[Element and coordinate entries]
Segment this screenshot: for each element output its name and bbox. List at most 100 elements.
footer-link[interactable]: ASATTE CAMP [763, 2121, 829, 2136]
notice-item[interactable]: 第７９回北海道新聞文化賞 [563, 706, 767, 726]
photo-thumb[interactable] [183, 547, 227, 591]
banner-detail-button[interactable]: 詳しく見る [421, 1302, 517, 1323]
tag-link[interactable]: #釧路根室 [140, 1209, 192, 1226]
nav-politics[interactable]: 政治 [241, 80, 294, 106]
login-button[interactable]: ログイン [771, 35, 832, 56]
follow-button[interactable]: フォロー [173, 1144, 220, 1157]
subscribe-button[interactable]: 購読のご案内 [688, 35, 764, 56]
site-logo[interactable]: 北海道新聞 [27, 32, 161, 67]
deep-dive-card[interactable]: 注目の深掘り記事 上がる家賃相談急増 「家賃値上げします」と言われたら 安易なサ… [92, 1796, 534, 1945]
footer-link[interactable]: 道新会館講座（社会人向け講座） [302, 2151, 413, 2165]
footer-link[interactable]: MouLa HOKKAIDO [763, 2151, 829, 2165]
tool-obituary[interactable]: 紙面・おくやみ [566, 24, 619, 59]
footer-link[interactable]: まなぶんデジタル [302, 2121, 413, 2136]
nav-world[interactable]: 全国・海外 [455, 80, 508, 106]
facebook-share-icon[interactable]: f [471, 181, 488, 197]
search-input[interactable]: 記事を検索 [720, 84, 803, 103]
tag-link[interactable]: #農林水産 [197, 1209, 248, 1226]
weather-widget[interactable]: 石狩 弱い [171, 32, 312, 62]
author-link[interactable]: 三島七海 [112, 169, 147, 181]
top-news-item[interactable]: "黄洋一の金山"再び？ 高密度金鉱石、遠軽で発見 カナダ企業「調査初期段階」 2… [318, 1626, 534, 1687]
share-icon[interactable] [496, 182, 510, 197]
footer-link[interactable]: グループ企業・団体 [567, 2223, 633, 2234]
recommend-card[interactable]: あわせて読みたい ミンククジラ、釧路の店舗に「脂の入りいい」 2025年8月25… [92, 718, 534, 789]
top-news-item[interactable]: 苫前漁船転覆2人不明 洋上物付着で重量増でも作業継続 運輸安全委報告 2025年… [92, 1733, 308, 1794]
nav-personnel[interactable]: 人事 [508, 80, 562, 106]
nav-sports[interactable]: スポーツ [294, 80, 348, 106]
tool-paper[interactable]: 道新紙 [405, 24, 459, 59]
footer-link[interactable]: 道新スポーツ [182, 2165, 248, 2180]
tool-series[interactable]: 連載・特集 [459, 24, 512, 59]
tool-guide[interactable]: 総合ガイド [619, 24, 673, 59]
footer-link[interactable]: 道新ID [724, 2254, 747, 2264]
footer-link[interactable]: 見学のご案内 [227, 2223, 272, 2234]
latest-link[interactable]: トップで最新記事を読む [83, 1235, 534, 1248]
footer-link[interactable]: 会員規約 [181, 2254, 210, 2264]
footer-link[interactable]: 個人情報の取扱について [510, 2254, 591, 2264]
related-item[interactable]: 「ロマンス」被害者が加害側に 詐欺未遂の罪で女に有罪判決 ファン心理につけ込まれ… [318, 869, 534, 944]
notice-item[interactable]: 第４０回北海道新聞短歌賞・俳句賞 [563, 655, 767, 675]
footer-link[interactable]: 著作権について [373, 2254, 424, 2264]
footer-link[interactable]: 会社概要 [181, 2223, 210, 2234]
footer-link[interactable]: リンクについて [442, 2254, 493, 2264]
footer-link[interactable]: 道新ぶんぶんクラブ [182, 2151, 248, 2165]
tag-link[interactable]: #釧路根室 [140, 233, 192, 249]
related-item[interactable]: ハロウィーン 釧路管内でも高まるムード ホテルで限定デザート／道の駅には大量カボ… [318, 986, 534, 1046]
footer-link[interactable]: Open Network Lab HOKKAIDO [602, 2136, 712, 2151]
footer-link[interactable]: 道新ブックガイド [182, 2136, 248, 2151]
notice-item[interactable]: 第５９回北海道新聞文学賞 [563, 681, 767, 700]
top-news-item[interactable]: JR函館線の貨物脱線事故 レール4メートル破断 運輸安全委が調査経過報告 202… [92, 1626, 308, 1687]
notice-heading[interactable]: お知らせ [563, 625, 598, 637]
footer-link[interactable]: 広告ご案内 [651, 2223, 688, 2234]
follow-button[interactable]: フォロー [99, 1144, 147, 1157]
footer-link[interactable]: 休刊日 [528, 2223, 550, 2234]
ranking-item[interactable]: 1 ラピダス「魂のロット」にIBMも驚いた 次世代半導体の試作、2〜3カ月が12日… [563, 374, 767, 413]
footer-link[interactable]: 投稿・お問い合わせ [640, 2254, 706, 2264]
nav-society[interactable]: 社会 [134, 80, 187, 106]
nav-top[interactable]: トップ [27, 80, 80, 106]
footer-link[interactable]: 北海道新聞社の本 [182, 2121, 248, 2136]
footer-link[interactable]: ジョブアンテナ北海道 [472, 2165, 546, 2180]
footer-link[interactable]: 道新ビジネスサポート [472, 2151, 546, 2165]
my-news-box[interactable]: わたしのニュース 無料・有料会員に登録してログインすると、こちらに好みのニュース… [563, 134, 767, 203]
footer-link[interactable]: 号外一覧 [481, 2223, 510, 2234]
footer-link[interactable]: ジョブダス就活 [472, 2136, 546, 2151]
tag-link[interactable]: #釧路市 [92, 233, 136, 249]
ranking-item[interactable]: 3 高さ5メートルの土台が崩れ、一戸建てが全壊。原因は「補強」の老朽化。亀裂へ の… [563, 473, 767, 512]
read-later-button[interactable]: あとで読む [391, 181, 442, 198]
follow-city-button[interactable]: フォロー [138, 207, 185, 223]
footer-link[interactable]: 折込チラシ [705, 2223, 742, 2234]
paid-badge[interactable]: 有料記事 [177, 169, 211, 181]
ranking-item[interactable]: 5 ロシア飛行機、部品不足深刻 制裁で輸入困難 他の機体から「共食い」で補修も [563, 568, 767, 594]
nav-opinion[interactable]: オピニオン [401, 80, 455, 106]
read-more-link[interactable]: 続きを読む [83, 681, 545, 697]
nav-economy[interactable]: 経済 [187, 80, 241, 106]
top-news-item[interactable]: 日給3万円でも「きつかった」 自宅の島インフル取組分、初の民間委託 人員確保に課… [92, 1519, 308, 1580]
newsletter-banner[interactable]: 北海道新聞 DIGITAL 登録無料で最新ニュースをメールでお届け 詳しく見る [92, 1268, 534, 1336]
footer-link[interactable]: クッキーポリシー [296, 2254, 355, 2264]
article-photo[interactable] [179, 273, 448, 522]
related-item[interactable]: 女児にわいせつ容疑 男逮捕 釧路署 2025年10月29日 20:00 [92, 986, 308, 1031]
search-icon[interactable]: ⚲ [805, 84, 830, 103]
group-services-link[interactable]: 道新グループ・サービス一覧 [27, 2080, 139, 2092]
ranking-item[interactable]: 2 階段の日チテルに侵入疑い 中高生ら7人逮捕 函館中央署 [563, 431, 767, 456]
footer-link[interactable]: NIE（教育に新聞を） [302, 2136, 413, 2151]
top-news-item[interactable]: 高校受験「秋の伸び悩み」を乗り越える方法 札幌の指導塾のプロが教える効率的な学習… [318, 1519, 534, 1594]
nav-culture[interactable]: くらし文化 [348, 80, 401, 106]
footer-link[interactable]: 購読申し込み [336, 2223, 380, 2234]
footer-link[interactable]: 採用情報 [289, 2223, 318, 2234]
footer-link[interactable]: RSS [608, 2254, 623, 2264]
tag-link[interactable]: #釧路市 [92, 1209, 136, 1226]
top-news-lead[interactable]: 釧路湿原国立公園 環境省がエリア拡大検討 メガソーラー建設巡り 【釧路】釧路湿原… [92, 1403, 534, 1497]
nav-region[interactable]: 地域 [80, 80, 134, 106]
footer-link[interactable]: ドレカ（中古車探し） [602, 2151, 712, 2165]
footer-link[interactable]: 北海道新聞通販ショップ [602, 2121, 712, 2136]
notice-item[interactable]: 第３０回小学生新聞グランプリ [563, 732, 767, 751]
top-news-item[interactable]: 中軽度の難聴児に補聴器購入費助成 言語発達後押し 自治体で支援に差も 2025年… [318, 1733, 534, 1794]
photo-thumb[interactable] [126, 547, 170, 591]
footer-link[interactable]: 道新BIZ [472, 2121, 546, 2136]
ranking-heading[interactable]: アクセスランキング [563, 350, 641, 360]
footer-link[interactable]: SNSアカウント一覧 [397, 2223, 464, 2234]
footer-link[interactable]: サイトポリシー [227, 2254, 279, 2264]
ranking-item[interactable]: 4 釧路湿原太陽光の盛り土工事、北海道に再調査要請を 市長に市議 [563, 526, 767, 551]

Work to do
Starting at the beginning of the entries and ending at the line that contains "deep-dive-card[interactable]: 注目の深掘り記事 上がる家賃相談急増", substitute "sign-in-button" for "login-button" and write out only those lines with everything else unchanged.

Worked solution
Segment this screenshot: for each element output its name and bbox. List at most 100 elements.
footer-link[interactable]: ASATTE CAMP [763, 2121, 829, 2136]
notice-item[interactable]: 第７９回北海道新聞文化賞 [563, 706, 767, 726]
photo-thumb[interactable] [183, 547, 227, 591]
banner-detail-button[interactable]: 詳しく見る [421, 1302, 517, 1323]
tag-link[interactable]: #釧路根室 [140, 1209, 192, 1226]
nav-politics[interactable]: 政治 [241, 80, 294, 106]
sign-in-button[interactable]: ログイン [771, 35, 832, 56]
follow-button[interactable]: フォロー [173, 1144, 220, 1157]
subscribe-button[interactable]: 購読のご案内 [688, 35, 764, 56]
site-logo[interactable]: 北海道新聞 [27, 32, 161, 67]
deep-dive-card[interactable]: 注目の深掘り記事 上がる家賃相談急増 「家賃値上げします」と言われたら 安易なサ… [92, 1796, 534, 1945]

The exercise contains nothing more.